Provided records>

[Begin]

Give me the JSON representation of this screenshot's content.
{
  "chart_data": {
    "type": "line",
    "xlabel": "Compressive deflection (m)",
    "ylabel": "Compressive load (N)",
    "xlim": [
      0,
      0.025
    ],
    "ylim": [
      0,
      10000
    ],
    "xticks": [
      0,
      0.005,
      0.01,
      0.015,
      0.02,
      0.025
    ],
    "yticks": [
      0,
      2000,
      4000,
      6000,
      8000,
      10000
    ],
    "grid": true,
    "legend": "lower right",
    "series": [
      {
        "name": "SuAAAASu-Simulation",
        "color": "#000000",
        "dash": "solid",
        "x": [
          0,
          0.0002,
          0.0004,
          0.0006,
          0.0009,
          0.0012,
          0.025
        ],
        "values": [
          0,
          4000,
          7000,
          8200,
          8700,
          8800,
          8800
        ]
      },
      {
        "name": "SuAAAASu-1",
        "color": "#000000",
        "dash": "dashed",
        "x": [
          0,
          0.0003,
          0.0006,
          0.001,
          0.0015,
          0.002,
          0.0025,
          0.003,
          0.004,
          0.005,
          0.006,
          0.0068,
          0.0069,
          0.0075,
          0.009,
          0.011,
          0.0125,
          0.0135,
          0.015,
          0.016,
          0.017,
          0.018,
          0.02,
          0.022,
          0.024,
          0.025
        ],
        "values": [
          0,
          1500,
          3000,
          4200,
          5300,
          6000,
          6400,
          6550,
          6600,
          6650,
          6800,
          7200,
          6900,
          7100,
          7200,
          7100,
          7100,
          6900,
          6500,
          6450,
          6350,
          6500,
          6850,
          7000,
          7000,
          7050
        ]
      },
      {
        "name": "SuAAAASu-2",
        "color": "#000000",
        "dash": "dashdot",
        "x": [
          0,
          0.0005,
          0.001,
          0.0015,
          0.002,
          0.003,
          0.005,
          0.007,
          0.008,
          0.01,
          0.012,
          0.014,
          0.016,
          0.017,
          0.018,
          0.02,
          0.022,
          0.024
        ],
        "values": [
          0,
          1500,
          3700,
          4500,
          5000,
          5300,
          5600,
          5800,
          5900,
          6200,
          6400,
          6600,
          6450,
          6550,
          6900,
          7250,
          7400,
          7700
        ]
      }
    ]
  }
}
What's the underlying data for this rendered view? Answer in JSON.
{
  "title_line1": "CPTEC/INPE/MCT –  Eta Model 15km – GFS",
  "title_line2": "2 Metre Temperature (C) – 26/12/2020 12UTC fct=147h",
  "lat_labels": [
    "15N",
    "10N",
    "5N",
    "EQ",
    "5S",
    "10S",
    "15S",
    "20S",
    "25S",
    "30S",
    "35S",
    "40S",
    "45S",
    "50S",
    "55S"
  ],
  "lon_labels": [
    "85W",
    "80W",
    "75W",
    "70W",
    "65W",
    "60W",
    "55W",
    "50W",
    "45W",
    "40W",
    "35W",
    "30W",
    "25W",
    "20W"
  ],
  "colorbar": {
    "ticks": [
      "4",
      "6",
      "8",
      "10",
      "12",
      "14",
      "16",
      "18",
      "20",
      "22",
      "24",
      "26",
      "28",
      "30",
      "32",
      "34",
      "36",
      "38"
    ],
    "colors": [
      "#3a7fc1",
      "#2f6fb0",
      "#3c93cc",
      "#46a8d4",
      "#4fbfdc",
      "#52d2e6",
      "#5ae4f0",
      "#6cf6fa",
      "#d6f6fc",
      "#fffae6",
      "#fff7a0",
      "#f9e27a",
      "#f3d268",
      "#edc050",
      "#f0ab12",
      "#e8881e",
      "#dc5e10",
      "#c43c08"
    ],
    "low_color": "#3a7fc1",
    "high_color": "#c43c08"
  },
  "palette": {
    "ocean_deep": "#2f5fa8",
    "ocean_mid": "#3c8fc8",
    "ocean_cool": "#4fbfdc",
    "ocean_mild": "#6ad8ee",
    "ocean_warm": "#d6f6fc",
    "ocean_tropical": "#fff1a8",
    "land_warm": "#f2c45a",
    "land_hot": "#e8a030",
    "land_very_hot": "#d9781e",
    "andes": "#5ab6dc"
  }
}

[End]

Say how many lines in the records hold the string "Compressive", and say nothing else.

Solution to this problem>
2